Find how many lines of the listing below include the word "Energy", then report the number by itself.

■ **Data records**:
'''

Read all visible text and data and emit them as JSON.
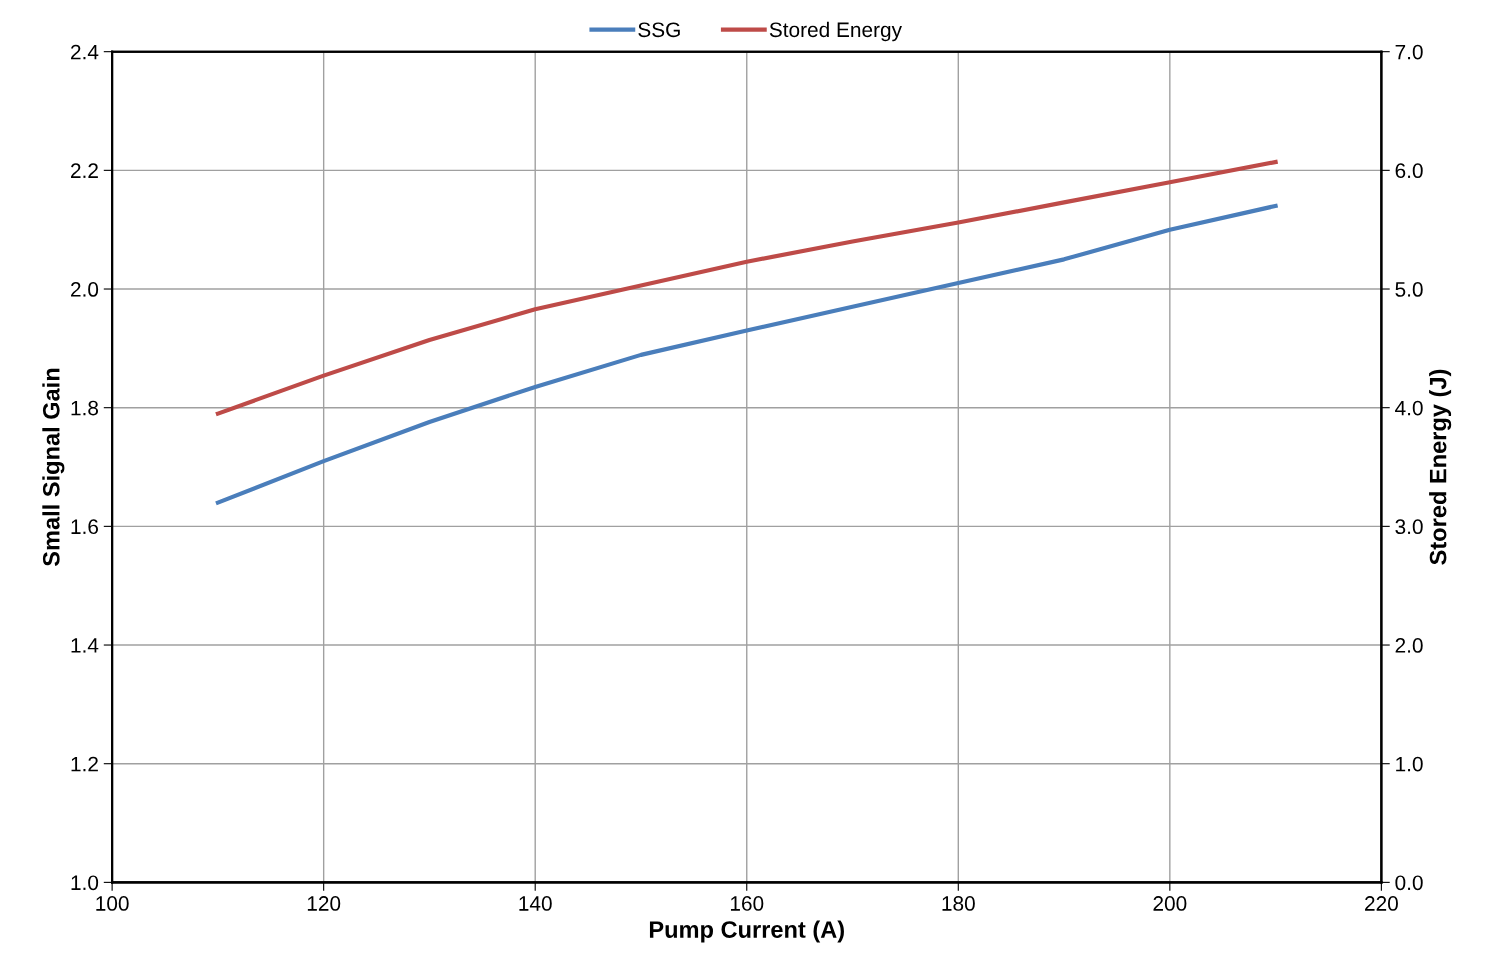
{
  "chart_data": {
    "type": "line",
    "xlabel": "Pump Current (A)",
    "ylabel": "Small Signal Gain",
    "y2label": "Stored Energy (J)",
    "x": [
      110,
      120,
      130,
      140,
      150,
      160,
      170,
      180,
      190,
      200,
      210
    ],
    "series": [
      {
        "name": "SSG",
        "color": "#4a7ebb",
        "values": [
          1.64,
          1.71,
          1.776,
          1.835,
          1.889,
          1.93,
          1.97,
          2.01,
          2.05,
          2.1,
          2.14
        ]
      },
      {
        "name": "Stored Energy",
        "color": "#be4b48",
        "axis": "y2",
        "values": [
          3.95,
          4.27,
          4.57,
          4.83,
          5.03,
          5.23,
          5.4,
          5.56,
          5.73,
          5.9,
          6.07
        ]
      }
    ],
    "xlim": [
      100,
      220
    ],
    "xticks": [
      100,
      120,
      140,
      160,
      180,
      200,
      220
    ],
    "ylim": [
      1.0,
      2.4
    ],
    "yticks": [
      {
        "value": 1.0,
        "label": "1.0"
      },
      {
        "value": 1.2,
        "label": "1.2"
      },
      {
        "value": 1.4,
        "label": "1.4"
      },
      {
        "value": 1.6,
        "label": "1.6"
      },
      {
        "value": 1.8,
        "label": "1.8"
      },
      {
        "value": 2.0,
        "label": "2.0"
      },
      {
        "value": 2.2,
        "label": "2.2"
      },
      {
        "value": 2.4,
        "label": "2.4"
      }
    ],
    "y2lim": [
      0,
      7
    ],
    "y2ticks": [
      {
        "value": 0,
        "label": "0.0"
      },
      {
        "value": 1,
        "label": "1.0"
      },
      {
        "value": 2,
        "label": "2.0"
      },
      {
        "value": 3,
        "label": "3.0"
      },
      {
        "value": 4,
        "label": "4.0"
      },
      {
        "value": 5,
        "label": "5.0"
      },
      {
        "value": 6,
        "label": "6.0"
      },
      {
        "value": 7,
        "label": "7.0"
      }
    ],
    "grid": true,
    "legend": "top",
    "marker": "none",
    "line_style": "solid"
  }
}
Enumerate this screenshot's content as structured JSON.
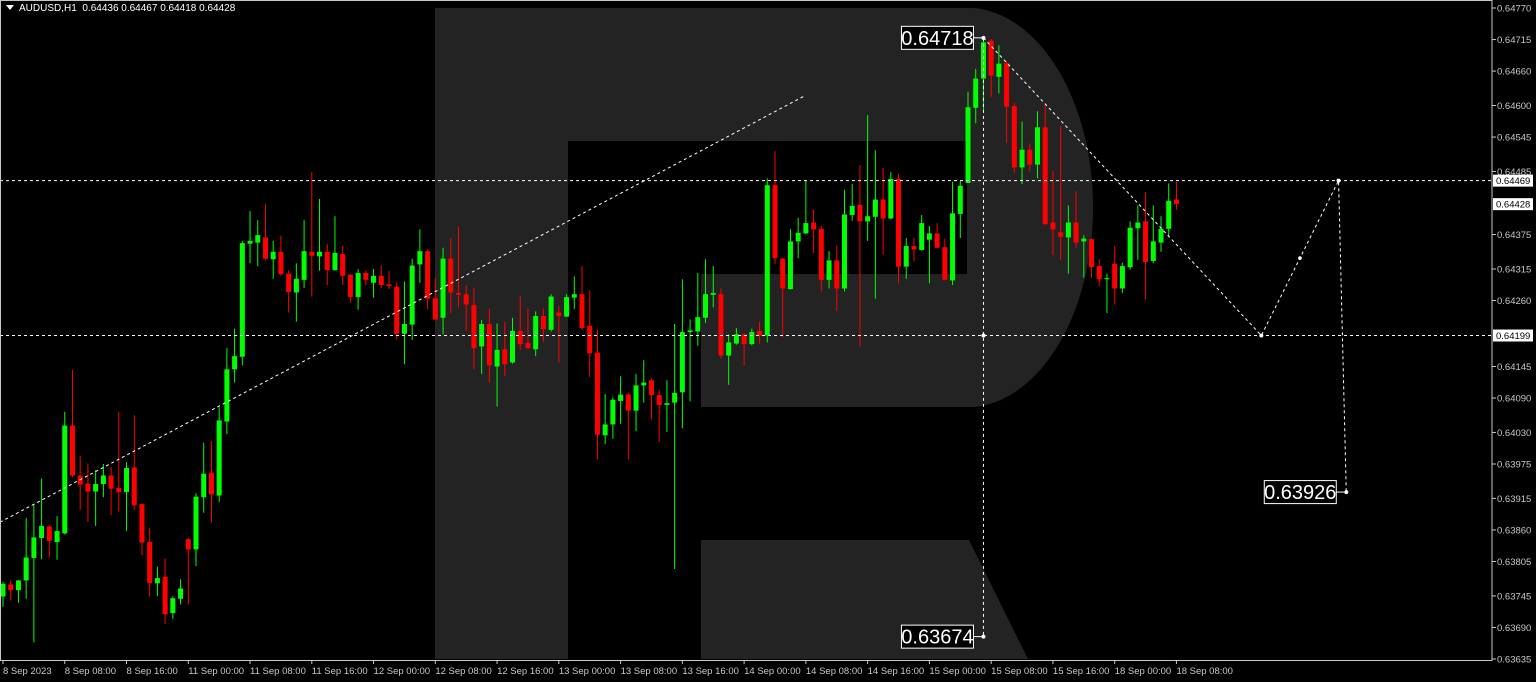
{
  "header": {
    "symbol": "AUDUSD,H1",
    "ohlc_text": "0.64436 0.64467 0.64418 0.64428"
  },
  "colors": {
    "background": "#000000",
    "bull": "#00ff00",
    "bear": "#ff0000",
    "watermark": "#232323",
    "axis": "#c8c8c8",
    "lines": "#ffffff"
  },
  "watermark_icon": "roboforex-r-logo",
  "chart_data": {
    "type": "candlestick",
    "symbol": "AUDUSD",
    "timeframe": "H1",
    "ylim": [
      0.63635,
      0.6477
    ],
    "grid": false,
    "y_ticks": [
      "0.64770",
      "0.64715",
      "0.64660",
      "0.64600",
      "0.64545",
      "0.64485",
      "0.64375",
      "0.64315",
      "0.64260",
      "0.64145",
      "0.64090",
      "0.64030",
      "0.63975",
      "0.63915",
      "0.63860",
      "0.63805",
      "0.63745",
      "0.63690",
      "0.63635"
    ],
    "price_tags": [
      {
        "value": "0.64469"
      },
      {
        "value": "0.64428"
      },
      {
        "value": "0.64199"
      }
    ],
    "x_ticks": [
      "8 Sep 2023",
      "8 Sep 08:00",
      "8 Sep 16:00",
      "11 Sep 00:00",
      "11 Sep 08:00",
      "11 Sep 16:00",
      "12 Sep 00:00",
      "12 Sep 08:00",
      "12 Sep 16:00",
      "13 Sep 00:00",
      "13 Sep 08:00",
      "13 Sep 16:00",
      "14 Sep 00:00",
      "14 Sep 08:00",
      "14 Sep 16:00",
      "15 Sep 00:00",
      "15 Sep 08:00",
      "15 Sep 16:00",
      "18 Sep 00:00",
      "18 Sep 08:00"
    ],
    "ohlc_columns": [
      "open",
      "high",
      "low",
      "close"
    ],
    "candles": [
      [
        0.63744,
        0.6377,
        0.63726,
        0.63766
      ],
      [
        0.63765,
        0.63772,
        0.63737,
        0.63755
      ],
      [
        0.63755,
        0.63773,
        0.63733,
        0.63772
      ],
      [
        0.63772,
        0.63881,
        0.6374,
        0.63812
      ],
      [
        0.63811,
        0.63905,
        0.63664,
        0.63847
      ],
      [
        0.63846,
        0.6395,
        0.63809,
        0.63867
      ],
      [
        0.63866,
        0.63869,
        0.63812,
        0.63841
      ],
      [
        0.63839,
        0.63884,
        0.63808,
        0.63858
      ],
      [
        0.63854,
        0.64066,
        0.63852,
        0.64042
      ],
      [
        0.64042,
        0.64139,
        0.63952,
        0.63955
      ],
      [
        0.63955,
        0.63989,
        0.63895,
        0.63939
      ],
      [
        0.63941,
        0.63976,
        0.63874,
        0.63927
      ],
      [
        0.63927,
        0.63964,
        0.63867,
        0.6394
      ],
      [
        0.6394,
        0.63975,
        0.63917,
        0.63955
      ],
      [
        0.63955,
        0.6397,
        0.63886,
        0.63932
      ],
      [
        0.63933,
        0.64066,
        0.63892,
        0.63926
      ],
      [
        0.63926,
        0.63978,
        0.63858,
        0.63968
      ],
      [
        0.63969,
        0.6406,
        0.63895,
        0.63903
      ],
      [
        0.63905,
        0.63906,
        0.63816,
        0.63838
      ],
      [
        0.63839,
        0.63864,
        0.63744,
        0.63767
      ],
      [
        0.63767,
        0.63796,
        0.63745,
        0.63776
      ],
      [
        0.63778,
        0.63811,
        0.63696,
        0.63713
      ],
      [
        0.63715,
        0.63744,
        0.63705,
        0.63741
      ],
      [
        0.6374,
        0.63774,
        0.6373,
        0.63758
      ],
      [
        0.63844,
        0.63846,
        0.6373,
        0.63826
      ],
      [
        0.63826,
        0.63924,
        0.63797,
        0.63918
      ],
      [
        0.63917,
        0.64012,
        0.6389,
        0.63958
      ],
      [
        0.6396,
        0.64015,
        0.63873,
        0.63922
      ],
      [
        0.6392,
        0.64074,
        0.63909,
        0.64051
      ],
      [
        0.64049,
        0.64177,
        0.64027,
        0.6414
      ],
      [
        0.6414,
        0.64211,
        0.64117,
        0.64163
      ],
      [
        0.64162,
        0.64364,
        0.64147,
        0.6436
      ],
      [
        0.64359,
        0.64416,
        0.64325,
        0.64364
      ],
      [
        0.64361,
        0.644,
        0.6432,
        0.64374
      ],
      [
        0.6437,
        0.64428,
        0.6433,
        0.64333
      ],
      [
        0.64332,
        0.64364,
        0.64298,
        0.64345
      ],
      [
        0.64345,
        0.64373,
        0.64303,
        0.64306
      ],
      [
        0.64307,
        0.64313,
        0.64239,
        0.64275
      ],
      [
        0.64274,
        0.64325,
        0.64223,
        0.64298
      ],
      [
        0.64296,
        0.644,
        0.64282,
        0.64346
      ],
      [
        0.64345,
        0.64484,
        0.64267,
        0.64338
      ],
      [
        0.64337,
        0.64437,
        0.64312,
        0.64345
      ],
      [
        0.64345,
        0.64359,
        0.64287,
        0.64313
      ],
      [
        0.64313,
        0.64407,
        0.64312,
        0.64343
      ],
      [
        0.64341,
        0.64355,
        0.64287,
        0.64303
      ],
      [
        0.64305,
        0.64306,
        0.64256,
        0.64266
      ],
      [
        0.64266,
        0.64315,
        0.64244,
        0.64308
      ],
      [
        0.64308,
        0.64313,
        0.64287,
        0.64296
      ],
      [
        0.64291,
        0.64315,
        0.64265,
        0.64303
      ],
      [
        0.64303,
        0.64321,
        0.64282,
        0.64287
      ],
      [
        0.64288,
        0.64312,
        0.6428,
        0.64285
      ],
      [
        0.64284,
        0.64291,
        0.64192,
        0.64202
      ],
      [
        0.64202,
        0.64293,
        0.64149,
        0.64219
      ],
      [
        0.64218,
        0.64333,
        0.64191,
        0.64321
      ],
      [
        0.64323,
        0.64384,
        0.64291,
        0.64346
      ],
      [
        0.64346,
        0.64349,
        0.64245,
        0.64263
      ],
      [
        0.64264,
        0.64299,
        0.64226,
        0.64227
      ],
      [
        0.6423,
        0.64352,
        0.64201,
        0.64333
      ],
      [
        0.64333,
        0.64369,
        0.64238,
        0.64274
      ],
      [
        0.64273,
        0.64389,
        0.64248,
        0.6427
      ],
      [
        0.64271,
        0.64287,
        0.64207,
        0.64253
      ],
      [
        0.64252,
        0.64282,
        0.6414,
        0.64177
      ],
      [
        0.6418,
        0.64226,
        0.64132,
        0.64219
      ],
      [
        0.64219,
        0.64246,
        0.64117,
        0.64147
      ],
      [
        0.64145,
        0.6422,
        0.64075,
        0.64174
      ],
      [
        0.64175,
        0.64223,
        0.64128,
        0.64149
      ],
      [
        0.64152,
        0.6423,
        0.6415,
        0.64207
      ],
      [
        0.64207,
        0.64268,
        0.64174,
        0.64184
      ],
      [
        0.64186,
        0.64246,
        0.64176,
        0.64177
      ],
      [
        0.64175,
        0.64241,
        0.64163,
        0.64233
      ],
      [
        0.64233,
        0.64246,
        0.64188,
        0.6421
      ],
      [
        0.64209,
        0.64271,
        0.64206,
        0.64267
      ],
      [
        0.64239,
        0.64251,
        0.64152,
        0.64233
      ],
      [
        0.64232,
        0.64271,
        0.64231,
        0.64266
      ],
      [
        0.64265,
        0.64302,
        0.64245,
        0.64271
      ],
      [
        0.64271,
        0.6432,
        0.64209,
        0.64212
      ],
      [
        0.64216,
        0.64278,
        0.64127,
        0.64168
      ],
      [
        0.64169,
        0.64209,
        0.63983,
        0.64026
      ],
      [
        0.64025,
        0.64097,
        0.6401,
        0.64044
      ],
      [
        0.64044,
        0.64091,
        0.64019,
        0.64087
      ],
      [
        0.64085,
        0.64128,
        0.64045,
        0.64096
      ],
      [
        0.64096,
        0.64099,
        0.63983,
        0.64068
      ],
      [
        0.64068,
        0.64132,
        0.64032,
        0.64112
      ],
      [
        0.64112,
        0.64156,
        0.64082,
        0.64117
      ],
      [
        0.64121,
        0.64124,
        0.64053,
        0.64095
      ],
      [
        0.64095,
        0.64104,
        0.64014,
        0.64078
      ],
      [
        0.64078,
        0.64121,
        0.64031,
        0.64081
      ],
      [
        0.64082,
        0.64219,
        0.63792,
        0.64099
      ],
      [
        0.641,
        0.64297,
        0.64037,
        0.64205
      ],
      [
        0.64205,
        0.64227,
        0.64084,
        0.64208
      ],
      [
        0.64206,
        0.64308,
        0.64181,
        0.64231
      ],
      [
        0.6423,
        0.64332,
        0.64221,
        0.64271
      ],
      [
        0.6427,
        0.6432,
        0.64248,
        0.64273
      ],
      [
        0.64271,
        0.64281,
        0.64159,
        0.64164
      ],
      [
        0.64164,
        0.64201,
        0.64113,
        0.64187
      ],
      [
        0.64185,
        0.64212,
        0.64183,
        0.64201
      ],
      [
        0.64201,
        0.64203,
        0.64147,
        0.64184
      ],
      [
        0.64184,
        0.64211,
        0.64182,
        0.64205
      ],
      [
        0.64207,
        0.64223,
        0.64185,
        0.64199
      ],
      [
        0.64199,
        0.64473,
        0.64187,
        0.64461
      ],
      [
        0.64461,
        0.6452,
        0.64324,
        0.64334
      ],
      [
        0.64333,
        0.64335,
        0.64196,
        0.64281
      ],
      [
        0.6428,
        0.64385,
        0.64279,
        0.64363
      ],
      [
        0.64363,
        0.64404,
        0.64334,
        0.64378
      ],
      [
        0.64377,
        0.64469,
        0.64376,
        0.64395
      ],
      [
        0.64396,
        0.64419,
        0.64343,
        0.64384
      ],
      [
        0.64385,
        0.6439,
        0.64276,
        0.64296
      ],
      [
        0.64296,
        0.64346,
        0.64281,
        0.6433
      ],
      [
        0.6433,
        0.64356,
        0.64242,
        0.64281
      ],
      [
        0.64281,
        0.64453,
        0.64276,
        0.6441
      ],
      [
        0.64409,
        0.64463,
        0.64399,
        0.64425
      ],
      [
        0.64427,
        0.64496,
        0.6418,
        0.64398
      ],
      [
        0.64398,
        0.64583,
        0.64364,
        0.64407
      ],
      [
        0.64406,
        0.64522,
        0.64263,
        0.64436
      ],
      [
        0.64436,
        0.64491,
        0.6434,
        0.64403
      ],
      [
        0.64403,
        0.64484,
        0.64402,
        0.64472
      ],
      [
        0.64472,
        0.64481,
        0.6429,
        0.64319
      ],
      [
        0.64319,
        0.64369,
        0.64298,
        0.64355
      ],
      [
        0.64355,
        0.64369,
        0.64328,
        0.64349
      ],
      [
        0.64348,
        0.64409,
        0.64347,
        0.64395
      ],
      [
        0.64366,
        0.6439,
        0.6429,
        0.64377
      ],
      [
        0.64377,
        0.64395,
        0.64351,
        0.64352
      ],
      [
        0.64353,
        0.64368,
        0.64295,
        0.64296
      ],
      [
        0.64295,
        0.64467,
        0.64287,
        0.64412
      ],
      [
        0.64411,
        0.64469,
        0.64369,
        0.6446
      ],
      [
        0.64465,
        0.64624,
        0.64465,
        0.64597
      ],
      [
        0.64596,
        0.64664,
        0.64569,
        0.64647
      ],
      [
        0.64647,
        0.64718,
        0.64592,
        0.6471
      ],
      [
        0.64713,
        0.64716,
        0.64615,
        0.64652
      ],
      [
        0.6465,
        0.64705,
        0.64621,
        0.64673
      ],
      [
        0.64674,
        0.64677,
        0.64535,
        0.64598
      ],
      [
        0.64599,
        0.64604,
        0.64483,
        0.64492
      ],
      [
        0.64492,
        0.64572,
        0.64463,
        0.64523
      ],
      [
        0.64523,
        0.64534,
        0.64485,
        0.64497
      ],
      [
        0.64497,
        0.6459,
        0.64473,
        0.64562
      ],
      [
        0.64562,
        0.64601,
        0.64392,
        0.64393
      ],
      [
        0.64396,
        0.64486,
        0.64339,
        0.64384
      ],
      [
        0.64379,
        0.64564,
        0.64331,
        0.64371
      ],
      [
        0.6437,
        0.64426,
        0.64307,
        0.64396
      ],
      [
        0.64396,
        0.64451,
        0.64352,
        0.64361
      ],
      [
        0.64363,
        0.64374,
        0.643,
        0.64368
      ],
      [
        0.64367,
        0.64368,
        0.643,
        0.64318
      ],
      [
        0.6432,
        0.64332,
        0.64285,
        0.64297
      ],
      [
        0.64297,
        0.64307,
        0.64238,
        0.64299
      ],
      [
        0.64324,
        0.64355,
        0.64253,
        0.64281
      ],
      [
        0.64281,
        0.64326,
        0.64273,
        0.6432
      ],
      [
        0.64318,
        0.64398,
        0.64314,
        0.64387
      ],
      [
        0.64386,
        0.64426,
        0.64331,
        0.64396
      ],
      [
        0.64398,
        0.64449,
        0.64262,
        0.64327
      ],
      [
        0.64329,
        0.64426,
        0.64325,
        0.64363
      ],
      [
        0.64361,
        0.64407,
        0.64345,
        0.64385
      ],
      [
        0.64385,
        0.64464,
        0.64371,
        0.64434
      ],
      [
        0.64436,
        0.64467,
        0.64418,
        0.64428
      ]
    ],
    "horizontal_lines": [
      0.64469,
      0.64199
    ],
    "trendline": [
      [
        "8 Sep 00:00",
        0.63877
      ],
      [
        "14 Sep 08:00",
        0.64618
      ]
    ],
    "forecast_path": [
      [
        "15 Sep 07:00",
        0.64718
      ],
      [
        "18 Sep 19:00",
        0.64199
      ],
      [
        "19 Sep 05:00",
        0.64469
      ],
      [
        "19 Sep 06:00",
        0.63926
      ]
    ],
    "vertical_projection": [
      [
        "15 Sep 07:00",
        0.64718
      ],
      [
        "15 Sep 07:00",
        0.63674
      ]
    ],
    "annotations": [
      {
        "text": "0.64718",
        "t": "15 Sep 07:00",
        "price": 0.64718,
        "side": "left"
      },
      {
        "text": "0.63674",
        "t": "15 Sep 07:00",
        "price": 0.63674,
        "side": "left"
      },
      {
        "text": "0.63926",
        "t": "19 Sep 06:00",
        "price": 0.63926,
        "side": "left"
      }
    ]
  }
}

'''

■ **Written answer**:
2